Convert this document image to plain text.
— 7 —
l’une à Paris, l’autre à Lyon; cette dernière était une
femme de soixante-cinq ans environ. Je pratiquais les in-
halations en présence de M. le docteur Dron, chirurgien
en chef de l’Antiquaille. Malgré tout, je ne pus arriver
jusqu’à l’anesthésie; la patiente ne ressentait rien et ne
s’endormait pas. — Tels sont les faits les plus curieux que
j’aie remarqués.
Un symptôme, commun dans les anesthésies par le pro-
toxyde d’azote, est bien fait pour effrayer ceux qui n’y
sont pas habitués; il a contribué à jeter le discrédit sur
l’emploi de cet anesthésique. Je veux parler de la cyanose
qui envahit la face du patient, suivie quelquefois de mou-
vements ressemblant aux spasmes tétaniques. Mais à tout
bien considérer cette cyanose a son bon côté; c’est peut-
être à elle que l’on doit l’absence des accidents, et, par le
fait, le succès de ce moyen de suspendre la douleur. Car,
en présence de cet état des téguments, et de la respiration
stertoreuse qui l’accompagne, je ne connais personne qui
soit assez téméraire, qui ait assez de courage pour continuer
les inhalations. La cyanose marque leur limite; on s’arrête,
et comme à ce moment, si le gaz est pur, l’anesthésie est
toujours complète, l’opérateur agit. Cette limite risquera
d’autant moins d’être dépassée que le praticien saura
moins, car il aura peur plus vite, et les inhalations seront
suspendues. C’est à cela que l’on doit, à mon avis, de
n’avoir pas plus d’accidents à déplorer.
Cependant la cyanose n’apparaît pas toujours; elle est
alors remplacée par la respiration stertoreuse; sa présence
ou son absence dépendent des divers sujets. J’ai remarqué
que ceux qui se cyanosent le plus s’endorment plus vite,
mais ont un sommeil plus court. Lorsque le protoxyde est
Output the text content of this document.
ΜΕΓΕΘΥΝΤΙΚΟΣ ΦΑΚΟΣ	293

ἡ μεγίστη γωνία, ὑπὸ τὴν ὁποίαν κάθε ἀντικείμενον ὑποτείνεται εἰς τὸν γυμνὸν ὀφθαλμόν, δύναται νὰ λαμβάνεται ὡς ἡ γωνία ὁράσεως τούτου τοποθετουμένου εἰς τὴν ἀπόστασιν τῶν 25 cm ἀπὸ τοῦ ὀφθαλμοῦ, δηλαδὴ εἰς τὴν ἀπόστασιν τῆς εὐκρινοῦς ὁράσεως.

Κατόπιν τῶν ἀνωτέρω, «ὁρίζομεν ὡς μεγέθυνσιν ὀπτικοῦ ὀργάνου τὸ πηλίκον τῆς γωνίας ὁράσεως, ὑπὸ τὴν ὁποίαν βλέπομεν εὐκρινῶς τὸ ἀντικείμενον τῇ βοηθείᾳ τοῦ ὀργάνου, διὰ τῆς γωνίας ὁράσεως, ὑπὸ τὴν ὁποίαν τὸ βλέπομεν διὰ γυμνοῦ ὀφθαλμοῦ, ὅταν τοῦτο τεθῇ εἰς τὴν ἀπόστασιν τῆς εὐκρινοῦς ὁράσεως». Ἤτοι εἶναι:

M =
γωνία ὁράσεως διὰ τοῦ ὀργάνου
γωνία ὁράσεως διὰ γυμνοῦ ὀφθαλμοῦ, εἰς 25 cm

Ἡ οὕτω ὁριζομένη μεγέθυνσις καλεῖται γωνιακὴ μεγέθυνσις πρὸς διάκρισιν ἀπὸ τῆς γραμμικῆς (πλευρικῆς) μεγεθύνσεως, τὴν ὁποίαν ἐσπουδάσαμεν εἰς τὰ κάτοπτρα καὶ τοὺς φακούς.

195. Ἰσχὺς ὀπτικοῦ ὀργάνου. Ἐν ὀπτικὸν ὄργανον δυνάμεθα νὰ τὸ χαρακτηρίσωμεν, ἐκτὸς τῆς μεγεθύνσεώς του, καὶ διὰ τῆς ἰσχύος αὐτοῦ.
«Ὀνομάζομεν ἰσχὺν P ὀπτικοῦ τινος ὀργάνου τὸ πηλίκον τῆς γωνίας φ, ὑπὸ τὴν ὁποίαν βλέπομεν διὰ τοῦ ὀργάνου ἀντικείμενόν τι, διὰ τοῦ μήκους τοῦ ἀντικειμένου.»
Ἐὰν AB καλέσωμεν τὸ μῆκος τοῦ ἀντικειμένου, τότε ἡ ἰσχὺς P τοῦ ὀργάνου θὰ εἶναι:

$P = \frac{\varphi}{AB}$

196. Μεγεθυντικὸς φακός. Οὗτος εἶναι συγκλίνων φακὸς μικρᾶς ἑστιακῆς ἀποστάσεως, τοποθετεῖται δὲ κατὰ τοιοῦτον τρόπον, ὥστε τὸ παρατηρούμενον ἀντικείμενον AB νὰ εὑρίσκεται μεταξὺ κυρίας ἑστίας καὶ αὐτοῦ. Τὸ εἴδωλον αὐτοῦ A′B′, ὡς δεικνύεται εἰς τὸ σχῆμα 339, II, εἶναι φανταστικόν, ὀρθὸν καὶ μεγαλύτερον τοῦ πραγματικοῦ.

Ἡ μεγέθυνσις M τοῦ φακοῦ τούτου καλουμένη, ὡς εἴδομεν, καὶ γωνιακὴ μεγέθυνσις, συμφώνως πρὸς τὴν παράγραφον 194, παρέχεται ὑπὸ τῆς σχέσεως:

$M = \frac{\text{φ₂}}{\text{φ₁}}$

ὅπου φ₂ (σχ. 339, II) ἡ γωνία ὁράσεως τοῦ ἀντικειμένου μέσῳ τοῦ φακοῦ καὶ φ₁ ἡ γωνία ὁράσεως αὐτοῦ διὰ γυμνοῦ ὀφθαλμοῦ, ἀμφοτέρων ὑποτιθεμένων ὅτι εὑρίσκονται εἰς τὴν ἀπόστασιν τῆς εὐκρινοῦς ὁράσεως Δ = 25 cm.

===============

_Task details_
Look through the data above. Each line containing the word "sont" needs to be copied.

_Completed task_
s’endormait pas. — Tels sont les faits les plus curieux que
sont pas habitués; il a contribué à jeter le discrédit sur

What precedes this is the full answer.